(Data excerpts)
= = = = =

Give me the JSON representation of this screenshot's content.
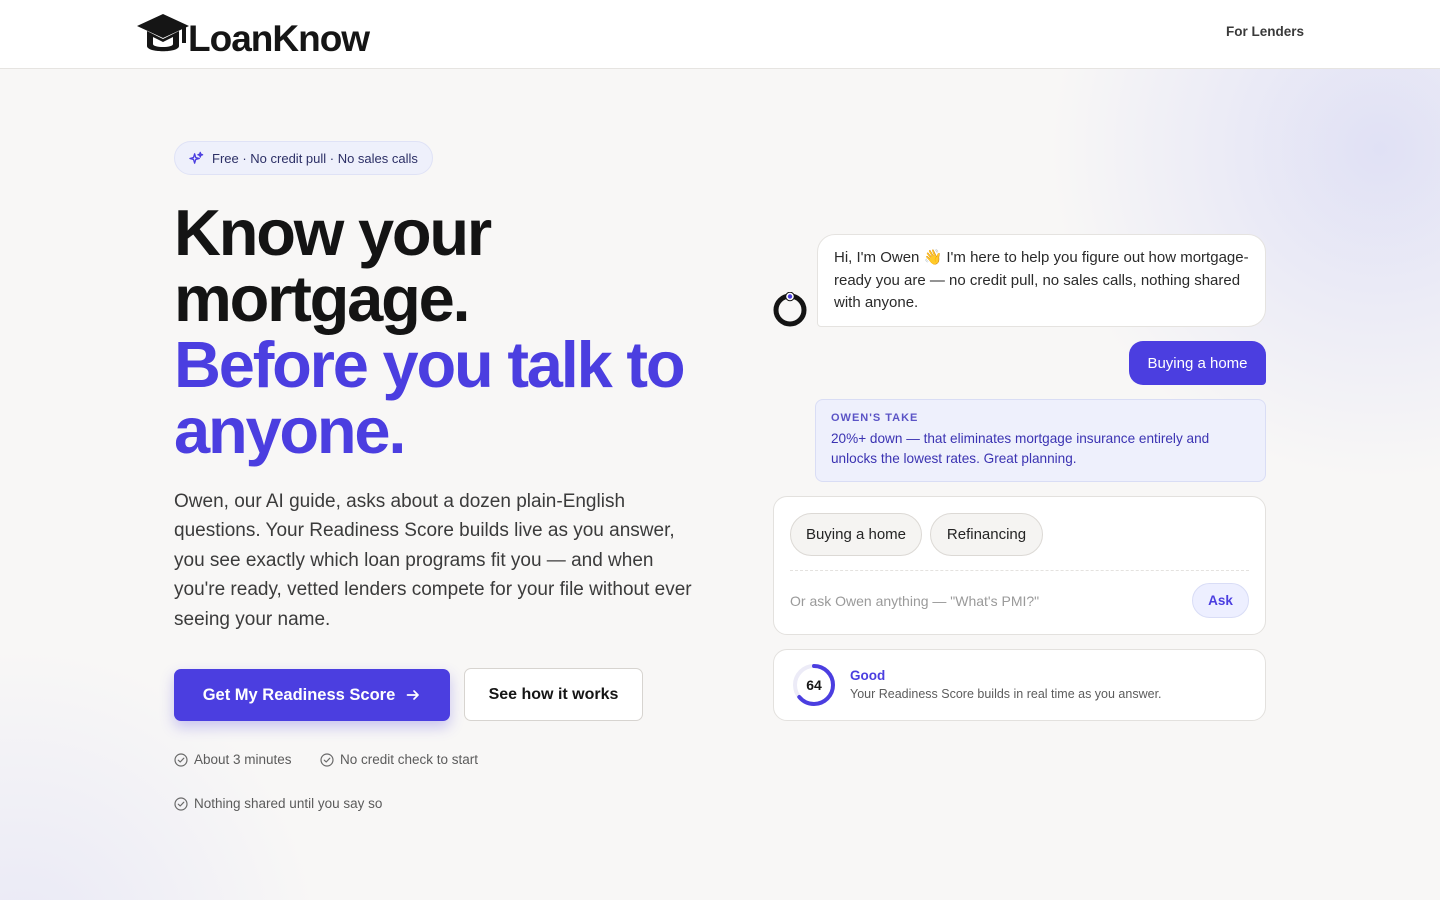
{
  "header": {
    "brand": "LoanKnow",
    "nav_link": "For Lenders"
  },
  "hero": {
    "badge": "Free · No credit pull · No sales calls",
    "headline_line1": "Know your",
    "headline_line2": "mortgage.",
    "headline_accent1": "Before you talk to",
    "headline_accent2": "anyone.",
    "lead": "Owen, our AI guide, asks about a dozen plain-English questions. Your Readiness Score builds live as you answer, you see exactly which loan programs fit you — and when you're ready, vetted lenders compete for your file without ever seeing your name.",
    "primary_cta": "Get My Readiness Score",
    "secondary_cta": "See how it works",
    "checks": [
      "About 3 minutes",
      "No credit check to start",
      "Nothing shared until you say so"
    ]
  },
  "chat": {
    "bot_message": "Hi, I'm Owen 👋 I'm here to help you figure out how mortgage-ready you are — no credit pull, no sales calls, nothing shared with anyone.",
    "user_message": "Buying a home",
    "take_title": "OWEN'S TAKE",
    "take_body": "20%+ down — that eliminates mortgage insurance entirely and unlocks the lowest rates. Great planning.",
    "options": [
      "Buying a home",
      "Refinancing"
    ],
    "ask_placeholder": "Or ask Owen anything — \"What's PMI?\"",
    "ask_button": "Ask"
  },
  "score": {
    "value": "64",
    "fraction": 0.64,
    "label": "Good",
    "description": "Your Readiness Score builds in real time as you answer."
  },
  "colors": {
    "accent": "#4b3ee0",
    "background": "#f8f7f6",
    "take_background": "#eef0fc"
  },
  "icons": {
    "logo": "graduation-cap-icon",
    "badge": "sparkles-icon",
    "cta": "arrow-right-icon",
    "check": "check-circle-icon",
    "avatar": "owen-ring-avatar"
  }
}
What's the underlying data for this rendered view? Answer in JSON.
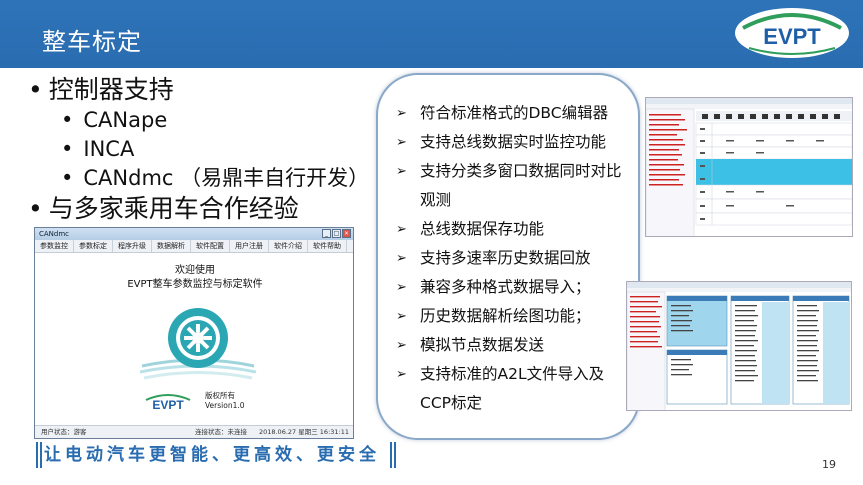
{
  "header": {
    "title": "整车标定",
    "logo_text": "EVPT"
  },
  "bullets": {
    "item1": "控制器支持",
    "sub": [
      "CANape",
      "INCA",
      "CANdmc （易鼎丰自行开发）"
    ],
    "item2": "与多家乘用车合作经验"
  },
  "window": {
    "title": "CANdmc",
    "menu": [
      "参数监控",
      "参数标定",
      "程序升级",
      "数据解析",
      "软件配置",
      "用户注册",
      "软件介绍",
      "软件帮助"
    ],
    "welcome_line1": "欢迎使用",
    "welcome_line2": "EVPT整车参数监控与标定软件",
    "logo_text": "EVPT",
    "copyright_line1": "版权所有",
    "copyright_line2": "Version1.0",
    "status_user": "用户状态：游客",
    "status_conn": "连接状态：未连接",
    "status_time": "2018.06.27    星期三    16:31:11"
  },
  "slogan": "让电动汽车更智能、更高效、更安全",
  "features": [
    "符合标准格式的DBC编辑器",
    "支持总线数据实时监控功能",
    "支持分类多窗口数据同时对比观测",
    "总线数据保存功能",
    "支持多速率历史数据回放",
    "兼容多种格式数据导入；",
    "历史数据解析绘图功能；",
    "模拟节点数据发送",
    "支持标准的A2L文件导入及CCP标定"
  ],
  "page_number": "19",
  "colors": {
    "header_blue": "#2a6cb0",
    "logo_green": "#2f9e5a",
    "logo_blue": "#1f5fa8",
    "cyan_rows": "#3cc0e6"
  }
}
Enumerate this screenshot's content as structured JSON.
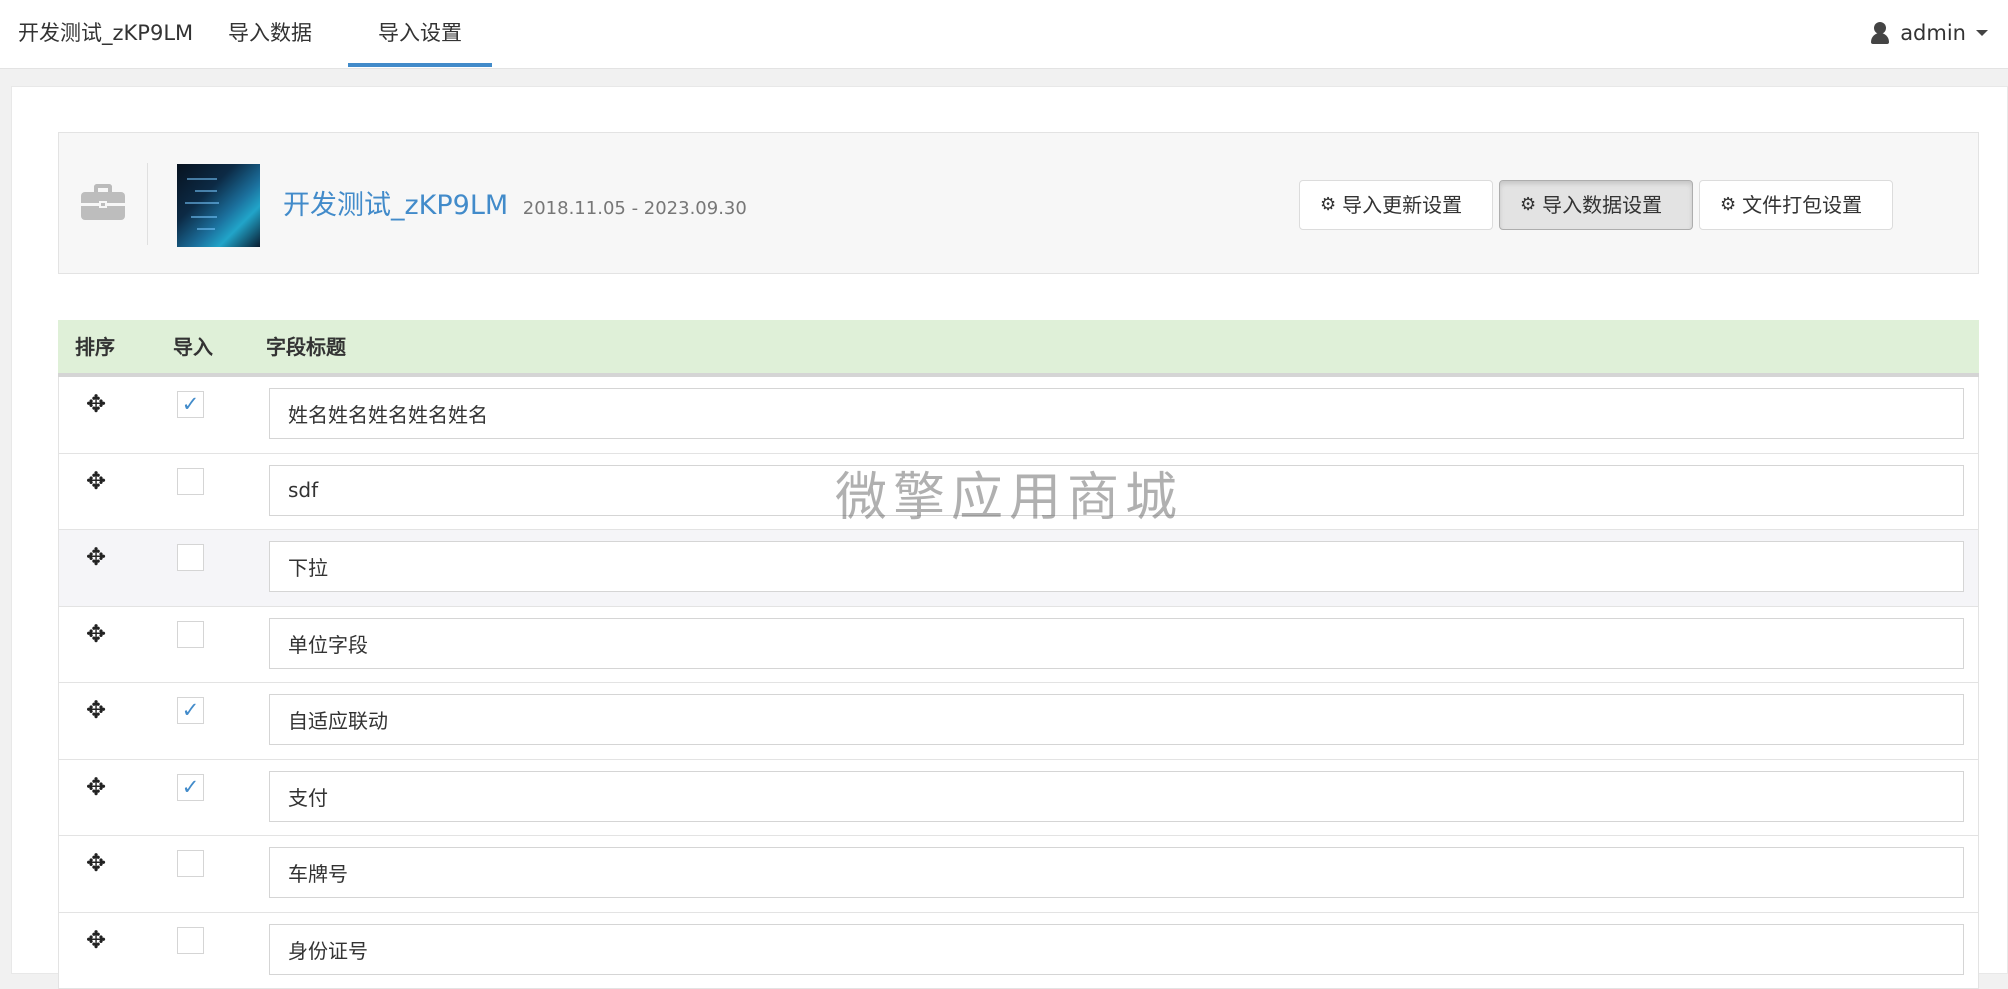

= = = = =

(Task to carry out) Every record above should be written out again exactly; the pictures stay out of the copy.

(Task answer)
Give me the JSON representation of this screenshot's content.
{
  "header": {
    "brand": "LoanKnow",
    "nav_link": "For Lenders"
  },
  "hero": {
    "badge": "Free · No credit pull · No sales calls",
    "headline_line1": "Know your",
    "headline_line2": "mortgage.",
    "headline_accent1": "Before you talk to",
    "headline_accent2": "anyone.",
    "lead": "Owen, our AI guide, asks about a dozen plain-English questions. Your Readiness Score builds live as you answer, you see exactly which loan programs fit you — and when you're ready, vetted lenders compete for your file without ever seeing your name.",
    "primary_cta": "Get My Readiness Score",
    "secondary_cta": "See how it works",
    "checks": [
      "About 3 minutes",
      "No credit check to start",
      "Nothing shared until you say so"
    ]
  },
  "chat": {
    "bot_message": "Hi, I'm Owen 👋 I'm here to help you figure out how mortgage-ready you are — no credit pull, no sales calls, nothing shared with anyone.",
    "user_message": "Buying a home",
    "take_title": "OWEN'S TAKE",
    "take_body": "20%+ down — that eliminates mortgage insurance entirely and unlocks the lowest rates. Great planning.",
    "options": [
      "Buying a home",
      "Refinancing"
    ],
    "ask_placeholder": "Or ask Owen anything — \"What's PMI?\"",
    "ask_button": "Ask"
  },
  "score": {
    "value": "64",
    "fraction": 0.64,
    "label": "Good",
    "description": "Your Readiness Score builds in real time as you answer."
  },
  "colors": {
    "accent": "#4b3ee0",
    "background": "#f8f7f6",
    "take_background": "#eef0fc"
  },
  "icons": {
    "logo": "graduation-cap-icon",
    "badge": "sparkles-icon",
    "cta": "arrow-right-icon",
    "check": "check-circle-icon",
    "avatar": "owen-ring-avatar"
  }
}
What's the underlying data for this rendered view? Answer in JSON.
{
  "header": {
    "title": "整车标定",
    "logo_text": "EVPT"
  },
  "bullets": {
    "item1": "控制器支持",
    "sub": [
      "CANape",
      "INCA",
      "CANdmc （易鼎丰自行开发）"
    ],
    "item2": "与多家乘用车合作经验"
  },
  "window": {
    "title": "CANdmc",
    "menu": [
      "参数监控",
      "参数标定",
      "程序升级",
      "数据解析",
      "软件配置",
      "用户注册",
      "软件介绍",
      "软件帮助"
    ],
    "welcome_line1": "欢迎使用",
    "welcome_line2": "EVPT整车参数监控与标定软件",
    "logo_text": "EVPT",
    "copyright_line1": "版权所有",
    "copyright_line2": "Version1.0",
    "status_user": "用户状态：游客",
    "status_conn": "连接状态：未连接",
    "status_time": "2018.06.27    星期三    16:31:11"
  },
  "slogan": "让电动汽车更智能、更高效、更安全",
  "features": [
    "符合标准格式的DBC编辑器",
    "支持总线数据实时监控功能",
    "支持分类多窗口数据同时对比观测",
    "总线数据保存功能",
    "支持多速率历史数据回放",
    "兼容多种格式数据导入；",
    "历史数据解析绘图功能；",
    "模拟节点数据发送",
    "支持标准的A2L文件导入及CCP标定"
  ],
  "page_number": "19",
  "colors": {
    "header_blue": "#2a6cb0",
    "logo_green": "#2f9e5a",
    "logo_blue": "#1f5fa8",
    "cyan_rows": "#3cc0e6"
  }
}
Enumerate this screenshot's content as structured JSON.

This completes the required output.